_RECORDED DATA_:
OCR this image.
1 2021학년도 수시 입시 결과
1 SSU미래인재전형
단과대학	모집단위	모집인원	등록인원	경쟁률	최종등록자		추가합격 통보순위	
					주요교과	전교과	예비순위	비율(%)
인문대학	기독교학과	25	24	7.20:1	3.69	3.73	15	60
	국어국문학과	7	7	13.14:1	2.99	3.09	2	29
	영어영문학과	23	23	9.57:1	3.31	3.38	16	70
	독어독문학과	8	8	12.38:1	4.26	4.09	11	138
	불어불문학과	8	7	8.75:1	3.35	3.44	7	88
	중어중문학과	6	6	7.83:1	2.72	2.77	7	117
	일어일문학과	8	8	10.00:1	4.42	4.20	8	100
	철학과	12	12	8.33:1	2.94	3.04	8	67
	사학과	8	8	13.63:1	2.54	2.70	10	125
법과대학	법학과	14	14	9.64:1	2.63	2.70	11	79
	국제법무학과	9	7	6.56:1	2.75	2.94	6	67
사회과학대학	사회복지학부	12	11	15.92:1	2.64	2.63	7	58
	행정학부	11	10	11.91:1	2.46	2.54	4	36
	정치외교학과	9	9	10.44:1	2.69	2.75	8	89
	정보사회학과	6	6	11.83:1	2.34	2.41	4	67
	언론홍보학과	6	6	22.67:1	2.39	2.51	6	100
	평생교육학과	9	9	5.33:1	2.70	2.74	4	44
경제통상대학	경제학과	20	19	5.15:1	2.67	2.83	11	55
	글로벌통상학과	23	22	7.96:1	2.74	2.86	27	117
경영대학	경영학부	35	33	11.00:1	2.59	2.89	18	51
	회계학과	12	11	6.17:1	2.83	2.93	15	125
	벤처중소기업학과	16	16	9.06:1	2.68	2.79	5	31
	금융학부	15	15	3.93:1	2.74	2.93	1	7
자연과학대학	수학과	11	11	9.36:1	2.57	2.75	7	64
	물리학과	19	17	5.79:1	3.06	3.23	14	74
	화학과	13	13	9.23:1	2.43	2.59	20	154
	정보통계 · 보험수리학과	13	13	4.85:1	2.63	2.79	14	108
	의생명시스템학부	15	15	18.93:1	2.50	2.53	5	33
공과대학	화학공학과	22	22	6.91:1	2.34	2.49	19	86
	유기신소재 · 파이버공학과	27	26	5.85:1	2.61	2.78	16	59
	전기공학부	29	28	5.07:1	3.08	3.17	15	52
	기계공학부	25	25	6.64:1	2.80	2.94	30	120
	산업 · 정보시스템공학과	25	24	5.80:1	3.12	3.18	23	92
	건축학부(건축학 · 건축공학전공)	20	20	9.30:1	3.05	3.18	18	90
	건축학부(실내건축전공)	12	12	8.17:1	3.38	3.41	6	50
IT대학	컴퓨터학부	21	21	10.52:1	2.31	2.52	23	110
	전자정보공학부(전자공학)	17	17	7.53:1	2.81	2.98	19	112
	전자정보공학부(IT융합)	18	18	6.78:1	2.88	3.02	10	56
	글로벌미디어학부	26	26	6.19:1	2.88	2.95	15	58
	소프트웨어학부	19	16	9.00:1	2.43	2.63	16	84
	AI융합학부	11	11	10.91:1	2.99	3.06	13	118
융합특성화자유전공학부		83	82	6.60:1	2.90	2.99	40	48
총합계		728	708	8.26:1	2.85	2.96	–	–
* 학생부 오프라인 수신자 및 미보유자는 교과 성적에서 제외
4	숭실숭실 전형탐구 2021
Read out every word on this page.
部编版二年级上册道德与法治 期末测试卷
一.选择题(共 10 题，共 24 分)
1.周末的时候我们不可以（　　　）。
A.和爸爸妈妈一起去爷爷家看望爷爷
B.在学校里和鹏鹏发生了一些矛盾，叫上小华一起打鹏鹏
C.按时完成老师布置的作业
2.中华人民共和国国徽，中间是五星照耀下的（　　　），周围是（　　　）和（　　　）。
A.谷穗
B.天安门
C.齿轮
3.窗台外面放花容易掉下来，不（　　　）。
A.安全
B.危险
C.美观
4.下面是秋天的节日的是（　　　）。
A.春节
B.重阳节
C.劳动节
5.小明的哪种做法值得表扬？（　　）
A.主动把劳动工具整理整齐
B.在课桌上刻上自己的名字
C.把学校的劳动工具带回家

_WORK TO COMPLETE_:
Only the lines from the one with "Read out every word on this page." through the end of the material are wanted; copy them exactly, both ends included.

_ANSWER TO THIS PROBLEM_:
Read out every word on this page.
部编版二年级上册道德与法治 期末测试卷
一.选择题(共 10 题，共 24 分)
1.周末的时候我们不可以（　　　）。
A.和爸爸妈妈一起去爷爷家看望爷爷
B.在学校里和鹏鹏发生了一些矛盾，叫上小华一起打鹏鹏
C.按时完成老师布置的作业
2.中华人民共和国国徽，中间是五星照耀下的（　　　），周围是（　　　）和（　　　）。
A.谷穗
B.天安门
C.齿轮
3.窗台外面放花容易掉下来，不（　　　）。
A.安全
B.危险
C.美观
4.下面是秋天的节日的是（　　　）。
A.春节
B.重阳节
C.劳动节
5.小明的哪种做法值得表扬？（　　）
A.主动把劳动工具整理整齐
B.在课桌上刻上自己的名字
C.把学校的劳动工具带回家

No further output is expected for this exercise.